*Goal of the exercise*.
Pick out the lines below with "causas" and list them.

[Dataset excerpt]
--- START ---

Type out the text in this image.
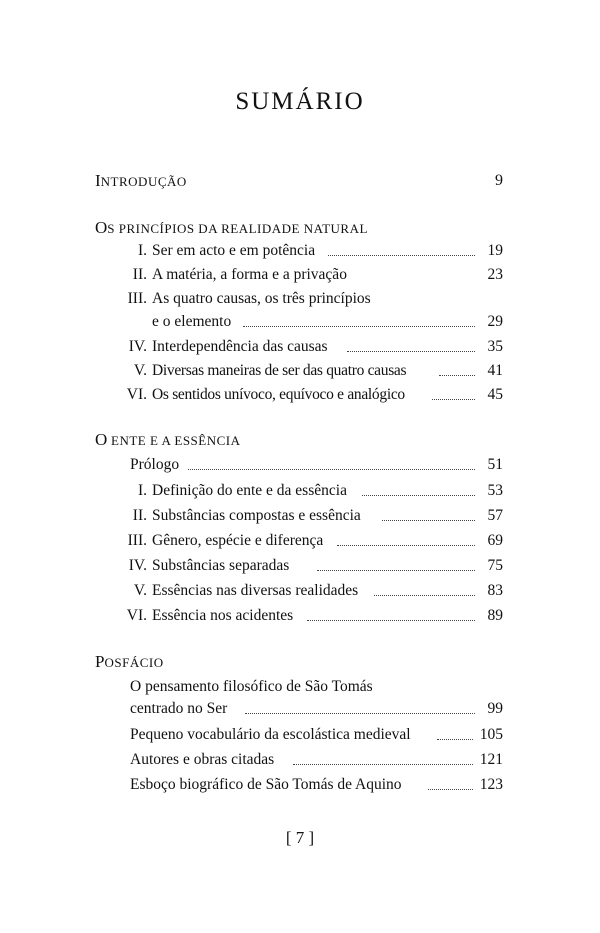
SUMÁRIO
INTRODUÇÃO	9
OS PRINCÍPIOS DA REALIDADE NATURAL
I. Ser em acto e em potência	19
II. A matéria, a forma e a privação	23
III. As quatro causas, os três princípios
e o elemento	29
IV. Interdependência das causas	35
V. Diversas maneiras de ser das quatro causas	41
VI. Os sentidos unívoco, equívoco e analógico	45
O ENTE E A ESSÊNCIA
Prólogo	51
I. Definição do ente e da essência	53
II. Substâncias compostas e essência	57
III. Gênero, espécie e diferença	69
IV. Substâncias separadas	75
V. Essências nas diversas realidades	83
VI. Essência nos acidentes	89
POSFÁCIO
O pensamento filosófico de São Tomás
centrado no Ser	99
Pequeno vocabulário da escolástica medieval	105
Autores e obras citadas	121
Esboço biográfico de São Tomás de Aquino	123
[ 7 ]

--- END ---

*Expected answer*.
III. As quatro causas, os três princípios
IV. Interdependência das causas	35
V. Diversas maneiras de ser das quatro causas	41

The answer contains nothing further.